Extracts from a graphics dataset
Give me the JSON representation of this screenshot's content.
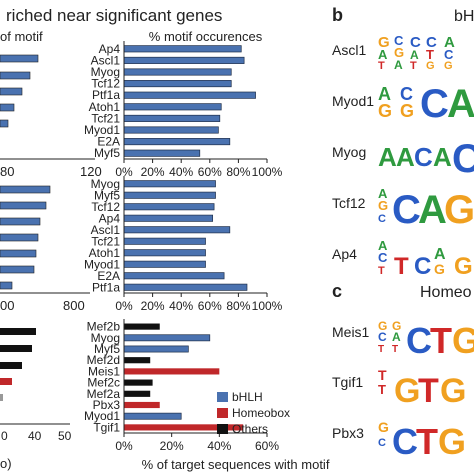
{
  "header": {
    "title": "riched near significant genes"
  },
  "left_partial": {
    "top_label": "of motif",
    "top_ticks": [
      "80",
      "120"
    ],
    "mid_ticks": [
      "00",
      "800"
    ],
    "bot_ticks": [
      "0",
      "30",
      "40",
      "50"
    ],
    "bot_label_fragment": "o)"
  },
  "panel_b": {
    "letter": "b",
    "header_fragment": "bH",
    "logo_labels": [
      "Ascl1",
      "Myod1",
      "Myog",
      "Tcf12",
      "Ap4"
    ]
  },
  "panel_c": {
    "letter": "c",
    "header_fragment": "Homeo",
    "logo_labels": [
      "Meis1",
      "Tgif1",
      "Pbx3"
    ]
  },
  "legend": [
    {
      "label": "bHLH",
      "color": "#4a72b0"
    },
    {
      "label": "Homeobox",
      "color": "#c0282a"
    },
    {
      "label": "Others",
      "color": "#111111"
    }
  ],
  "chart_data": [
    {
      "type": "bar",
      "orientation": "horizontal",
      "title": "% motif occurences",
      "xlim": [
        0,
        100
      ],
      "xticks": [
        "0%",
        "20%",
        "40%",
        "60%",
        "80%",
        "100%"
      ],
      "categories": [
        "Ap4",
        "Ascl1",
        "Myog",
        "Tcf12",
        "Ptf1a",
        "Atoh1",
        "Tcf21",
        "Myod1",
        "E2A",
        "Myf5"
      ],
      "values": [
        82,
        84,
        75,
        75,
        92,
        68,
        67,
        66,
        74,
        53
      ],
      "colors": [
        "#4a72b0",
        "#4a72b0",
        "#4a72b0",
        "#4a72b0",
        "#4a72b0",
        "#4a72b0",
        "#4a72b0",
        "#4a72b0",
        "#4a72b0",
        "#4a72b0"
      ]
    },
    {
      "type": "bar",
      "orientation": "horizontal",
      "title": "",
      "xlim": [
        0,
        100
      ],
      "xticks": [
        "0%",
        "20%",
        "40%",
        "60%",
        "80%",
        "100%"
      ],
      "categories": [
        "Myog",
        "Myf5",
        "Tcf12",
        "Ap4",
        "Ascl1",
        "Tcf21",
        "Atoh1",
        "Myod1",
        "E2A",
        "Ptf1a"
      ],
      "values": [
        64,
        64,
        63,
        62,
        74,
        57,
        57,
        57,
        70,
        86
      ],
      "colors": [
        "#4a72b0",
        "#4a72b0",
        "#4a72b0",
        "#4a72b0",
        "#4a72b0",
        "#4a72b0",
        "#4a72b0",
        "#4a72b0",
        "#4a72b0",
        "#4a72b0"
      ]
    },
    {
      "type": "bar",
      "orientation": "horizontal",
      "title": "",
      "xlabel": "% of target sequences with motif",
      "xlim": [
        0,
        60
      ],
      "xticks": [
        "0%",
        "20%",
        "40%",
        "60%"
      ],
      "categories": [
        "Mef2b",
        "Myog",
        "Myf5",
        "Mef2d",
        "Meis1",
        "Mef2c",
        "Mef2a",
        "Pbx3",
        "Myod1",
        "Tgif1"
      ],
      "values": [
        15,
        36,
        27,
        11,
        40,
        12,
        11,
        15,
        24,
        50
      ],
      "colors": [
        "#111111",
        "#4a72b0",
        "#4a72b0",
        "#111111",
        "#c0282a",
        "#111111",
        "#111111",
        "#c0282a",
        "#4a72b0",
        "#c0282a"
      ]
    }
  ]
}
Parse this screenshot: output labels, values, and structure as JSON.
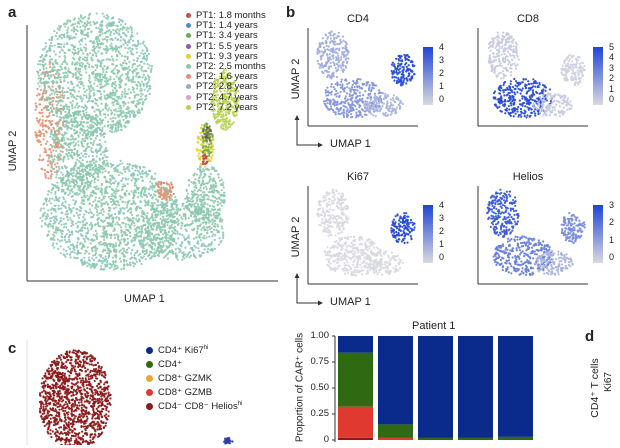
{
  "panel_a": {
    "label": "a",
    "xlabel": "UMAP 1",
    "ylabel": "UMAP 2",
    "legend": [
      {
        "label": "PT1: 1.8 months",
        "color": "#c0504d"
      },
      {
        "label": "PT1: 1.4 years",
        "color": "#4f8fc0"
      },
      {
        "label": "PT1: 3.4 years",
        "color": "#6aaa50"
      },
      {
        "label": "PT1: 5.5 years",
        "color": "#8e5ca8"
      },
      {
        "label": "PT1: 9.3 years",
        "color": "#e8d030"
      },
      {
        "label": "PT2: 2.5 months",
        "color": "#8cc8b0"
      },
      {
        "label": "PT2: 1.6 years",
        "color": "#e09070"
      },
      {
        "label": "PT2: 2.8 years",
        "color": "#9aa8c0"
      },
      {
        "label": "PT2: 4.7 years",
        "color": "#d8a0d0"
      },
      {
        "label": "PT2: 7.2 years",
        "color": "#b8d050"
      }
    ]
  },
  "panel_b": {
    "label": "b",
    "xlabel": "UMAP 1",
    "ylabel": "UMAP 2",
    "colormap": [
      "#d9d9e0",
      "#1f45d8"
    ],
    "markers": [
      {
        "title": "CD4",
        "ticks": [
          "4",
          "3",
          "2",
          "1",
          "0"
        ]
      },
      {
        "title": "CD8",
        "ticks": [
          "5",
          "4",
          "3",
          "2",
          "1",
          "0"
        ]
      },
      {
        "title": "Ki67",
        "ticks": [
          "4",
          "3",
          "2",
          "1",
          "0"
        ]
      },
      {
        "title": "Helios",
        "ticks": [
          "3",
          "2",
          "1",
          "0"
        ]
      }
    ]
  },
  "panel_c": {
    "label": "c",
    "legend": [
      {
        "main": "CD4⁺ Ki67",
        "sup": "hi",
        "color": "#0a2a8c"
      },
      {
        "main": "CD4⁺",
        "sup": "",
        "color": "#2f6a12"
      },
      {
        "main": "CD8⁺ GZMK",
        "sup": "",
        "color": "#e8a838"
      },
      {
        "main": "CD8⁺ GZMB",
        "sup": "",
        "color": "#e03a30"
      },
      {
        "main": "CD4⁻ CD8⁻ Helios",
        "sup": "hi",
        "color": "#8b1a1a"
      }
    ]
  },
  "panel_d": {
    "label": "d",
    "ylabel": "CD4⁺ T cells",
    "partial_label": "Ki67"
  },
  "chart_data": {
    "type": "bar",
    "stacked": true,
    "title": "Patient 1",
    "ylabel": "Proportion of CAR⁺ cells",
    "ylim": [
      0,
      1
    ],
    "yticks": [
      "0",
      "0.25",
      "0.50",
      "0.75",
      "1.00"
    ],
    "categories": [
      "",
      "",
      "",
      "",
      ""
    ],
    "series": [
      {
        "name": "CD4⁻ CD8⁻ Helioshi",
        "color": "#8b1a1a",
        "values": [
          0.02,
          0.0,
          0.0,
          0.0,
          0.0
        ]
      },
      {
        "name": "CD8⁺ GZMB",
        "color": "#e03a30",
        "values": [
          0.3,
          0.02,
          0.0,
          0.0,
          0.0
        ]
      },
      {
        "name": "CD8⁺ GZMK",
        "color": "#e8a838",
        "values": [
          0.0,
          0.0,
          0.0,
          0.0,
          0.0
        ]
      },
      {
        "name": "CD4⁺",
        "color": "#2f6a12",
        "values": [
          0.52,
          0.13,
          0.02,
          0.02,
          0.03
        ]
      },
      {
        "name": "CD4⁺ Ki67hi",
        "color": "#0a2a8c",
        "values": [
          0.16,
          0.85,
          0.98,
          0.98,
          0.97
        ]
      }
    ]
  }
}
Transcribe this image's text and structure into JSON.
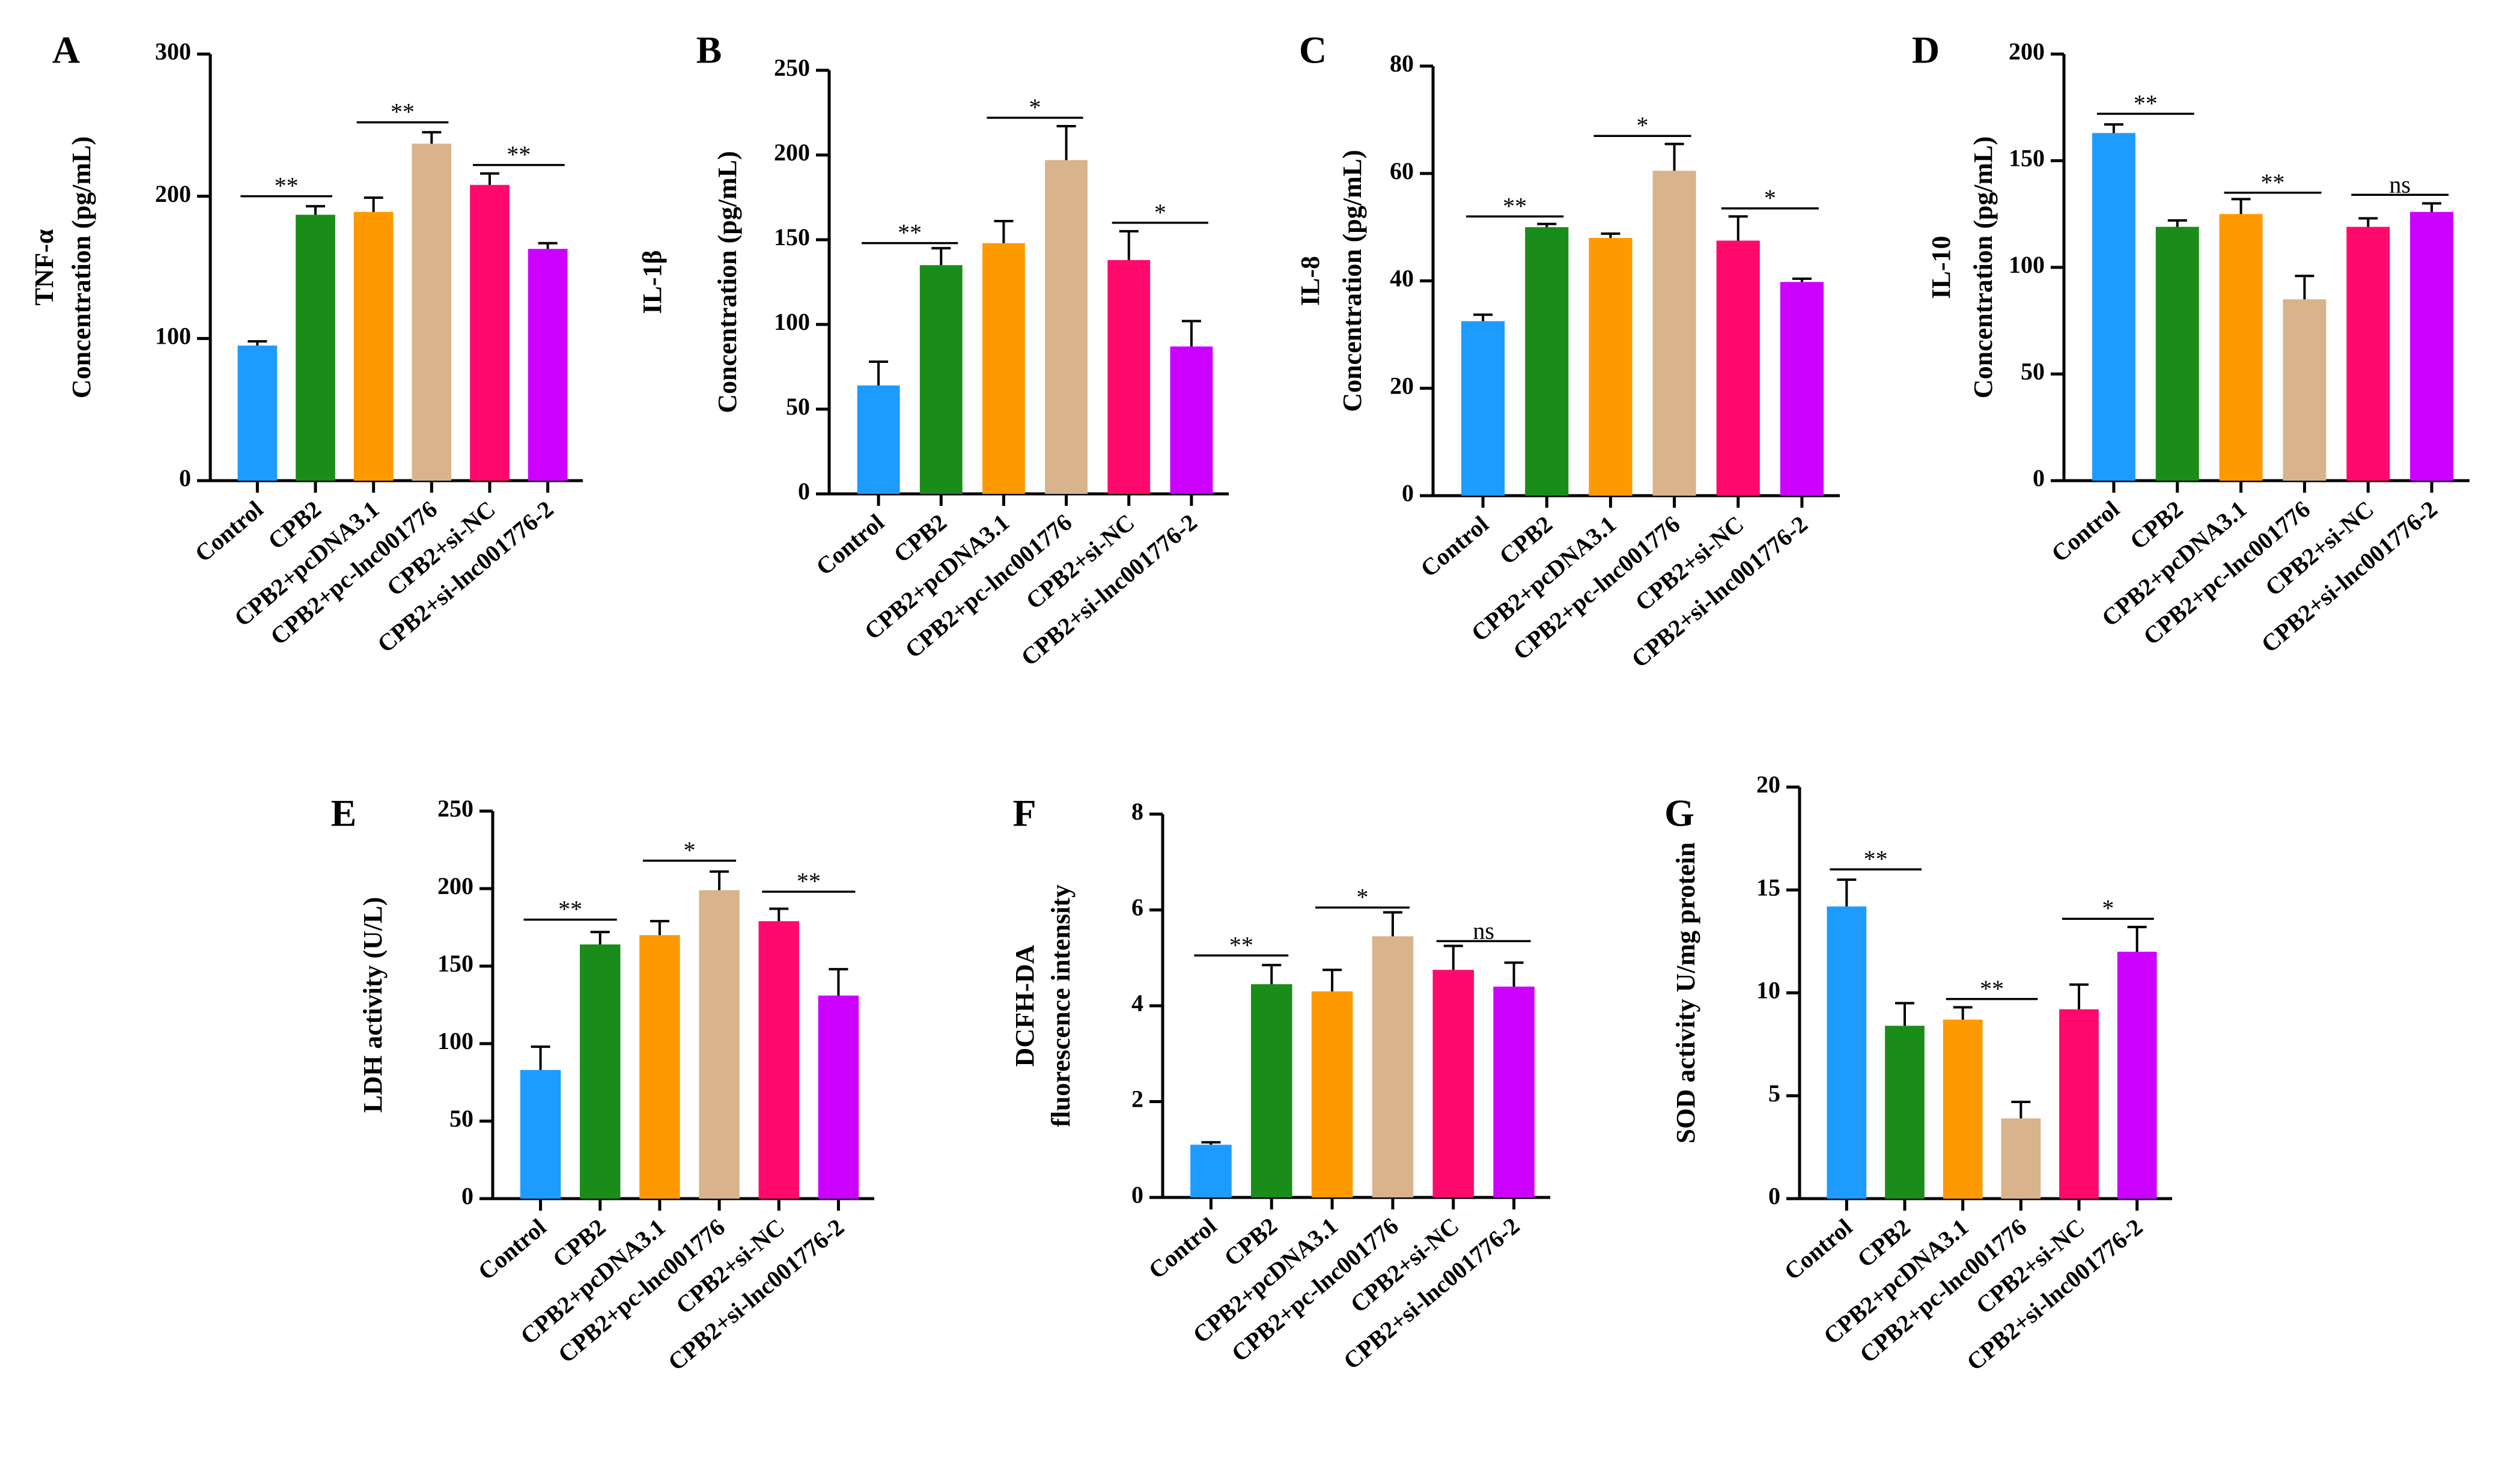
{
  "colors": [
    "#1e9bff",
    "#1a8c1a",
    "#ff9900",
    "#d9b38c",
    "#ff0a6c",
    "#cc00ff"
  ],
  "chart_data": [
    {
      "type": "bar",
      "panel": "A",
      "categories": [
        "Control",
        "CPB2",
        "CPB2+pcDNA3.1",
        "CPB2+pc-lnc001776",
        "CPB2+si-NC",
        "CPB2+si-lnc001776-2"
      ],
      "values": [
        95,
        187,
        189,
        237,
        208,
        163
      ],
      "errors": [
        3,
        6,
        10,
        8,
        8,
        4
      ],
      "ylabel": [
        "TNF-α",
        "Concentration (pg/mL)"
      ],
      "ylim": [
        0,
        300
      ],
      "yticks": [
        0,
        100,
        200,
        300
      ],
      "yticklabels": [
        "0",
        "100",
        "200",
        "300"
      ],
      "significance": [
        {
          "from": 0,
          "to": 1,
          "label": "**",
          "y": 200
        },
        {
          "from": 2,
          "to": 3,
          "label": "**",
          "y": 252
        },
        {
          "from": 4,
          "to": 5,
          "label": "**",
          "y": 222
        }
      ]
    },
    {
      "type": "bar",
      "panel": "B",
      "categories": [
        "Control",
        "CPB2",
        "CPB2+pcDNA3.1",
        "CPB2+pc-lnc001776",
        "CPB2+si-NC",
        "CPB2+si-lnc001776-2"
      ],
      "values": [
        64,
        135,
        148,
        197,
        138,
        87
      ],
      "errors": [
        14,
        10,
        13,
        20,
        17,
        15
      ],
      "ylabel": [
        "IL-1β",
        "Concentration (pg/mL)"
      ],
      "ylim": [
        0,
        250
      ],
      "yticks": [
        0,
        50,
        100,
        150,
        200,
        250
      ],
      "yticklabels": [
        "0",
        "50",
        "100",
        "150",
        "200",
        "250"
      ],
      "significance": [
        {
          "from": 0,
          "to": 1,
          "label": "**",
          "y": 148
        },
        {
          "from": 2,
          "to": 3,
          "label": "*",
          "y": 222
        },
        {
          "from": 4,
          "to": 5,
          "label": "*",
          "y": 160
        }
      ]
    },
    {
      "type": "bar",
      "panel": "C",
      "categories": [
        "Control",
        "CPB2",
        "CPB2+pcDNA3.1",
        "CPB2+pc-lnc001776",
        "CPB2+si-NC",
        "CPB2+si-lnc001776-2"
      ],
      "values": [
        32.5,
        50,
        48,
        60.5,
        47.5,
        39.8
      ],
      "errors": [
        1.2,
        0.6,
        0.8,
        5,
        4.5,
        0.6
      ],
      "ylabel": [
        "IL-8",
        "Concentration (pg/mL)"
      ],
      "ylim": [
        0,
        80
      ],
      "yticks": [
        0,
        20,
        40,
        60,
        80
      ],
      "yticklabels": [
        "0",
        "20",
        "40",
        "60",
        "80"
      ],
      "significance": [
        {
          "from": 0,
          "to": 1,
          "label": "**",
          "y": 52
        },
        {
          "from": 2,
          "to": 3,
          "label": "*",
          "y": 67
        },
        {
          "from": 4,
          "to": 5,
          "label": "*",
          "y": 53.5
        }
      ]
    },
    {
      "type": "bar",
      "panel": "D",
      "categories": [
        "Control",
        "CPB2",
        "CPB2+pcDNA3.1",
        "CPB2+pc-lnc001776",
        "CPB2+si-NC",
        "CPB2+si-lnc001776-2"
      ],
      "values": [
        163,
        119,
        125,
        85,
        119,
        126
      ],
      "errors": [
        4,
        3,
        7,
        11,
        4,
        4
      ],
      "ylabel": [
        "IL-10",
        "Concentration (pg/mL)"
      ],
      "ylim": [
        0,
        200
      ],
      "yticks": [
        0,
        50,
        100,
        150,
        200
      ],
      "yticklabels": [
        "0",
        "50",
        "100",
        "150",
        "200"
      ],
      "significance": [
        {
          "from": 0,
          "to": 1,
          "label": "**",
          "y": 172
        },
        {
          "from": 2,
          "to": 3,
          "label": "**",
          "y": 135
        },
        {
          "from": 4,
          "to": 5,
          "label": "ns",
          "y": 134
        }
      ]
    },
    {
      "type": "bar",
      "panel": "E",
      "categories": [
        "Control",
        "CPB2",
        "CPB2+pcDNA3.1",
        "CPB2+pc-lnc001776",
        "CPB2+si-NC",
        "CPB2+si-lnc001776-2"
      ],
      "values": [
        83,
        164,
        170,
        199,
        179,
        131
      ],
      "errors": [
        15,
        8,
        9,
        12,
        8,
        17
      ],
      "ylabel": [
        "",
        "LDH activity (U/L)"
      ],
      "ylim": [
        0,
        250
      ],
      "yticks": [
        0,
        50,
        100,
        150,
        200,
        250
      ],
      "yticklabels": [
        "0",
        "50",
        "100",
        "150",
        "200",
        "250"
      ],
      "significance": [
        {
          "from": 0,
          "to": 1,
          "label": "**",
          "y": 180
        },
        {
          "from": 2,
          "to": 3,
          "label": "*",
          "y": 218
        },
        {
          "from": 4,
          "to": 5,
          "label": "**",
          "y": 198
        }
      ]
    },
    {
      "type": "bar",
      "panel": "F",
      "categories": [
        "Control",
        "CPB2",
        "CPB2+pcDNA3.1",
        "CPB2+pc-lnc001776",
        "CPB2+si-NC",
        "CPB2+si-lnc001776-2"
      ],
      "values": [
        1.1,
        4.45,
        4.3,
        5.45,
        4.75,
        4.4
      ],
      "errors": [
        0.05,
        0.4,
        0.45,
        0.5,
        0.5,
        0.5
      ],
      "ylabel": [
        "DCFH-DA",
        "fluorescence intensity"
      ],
      "ylim": [
        0,
        8
      ],
      "yticks": [
        0,
        2,
        4,
        6,
        8
      ],
      "yticklabels": [
        "0",
        "2",
        "4",
        "6",
        "8"
      ],
      "significance": [
        {
          "from": 0,
          "to": 1,
          "label": "**",
          "y": 5.05
        },
        {
          "from": 2,
          "to": 3,
          "label": "*",
          "y": 6.05
        },
        {
          "from": 4,
          "to": 5,
          "label": "ns",
          "y": 5.35
        }
      ]
    },
    {
      "type": "bar",
      "panel": "G",
      "categories": [
        "Control",
        "CPB2",
        "CPB2+pcDNA3.1",
        "CPB2+pc-lnc001776",
        "CPB2+si-NC",
        "CPB2+si-lnc001776-2"
      ],
      "values": [
        14.2,
        8.4,
        8.7,
        3.9,
        9.2,
        12.0
      ],
      "errors": [
        1.3,
        1.1,
        0.6,
        0.8,
        1.2,
        1.2
      ],
      "ylabel": [
        "",
        "SOD activity U/mg protein"
      ],
      "ylim": [
        0,
        20
      ],
      "yticks": [
        0,
        5,
        10,
        15,
        20
      ],
      "yticklabels": [
        "0",
        "5",
        "10",
        "15",
        "20"
      ],
      "significance": [
        {
          "from": 0,
          "to": 1,
          "label": "**",
          "y": 16
        },
        {
          "from": 2,
          "to": 3,
          "label": "**",
          "y": 9.7
        },
        {
          "from": 4,
          "to": 5,
          "label": "*",
          "y": 13.6
        }
      ]
    }
  ]
}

• **WORK REQUIRED**
Out of the records, collect only those lines that contain the string "main".

• **COMPLETED EXERCISE**
        "main": "CD4⁺ Ki67",
        "main": "CD4⁺",
        "main": "CD8⁺ GZMK",
        "main": "CD8⁺ GZMB",
        "main": "CD4⁻ CD8⁻ Helios",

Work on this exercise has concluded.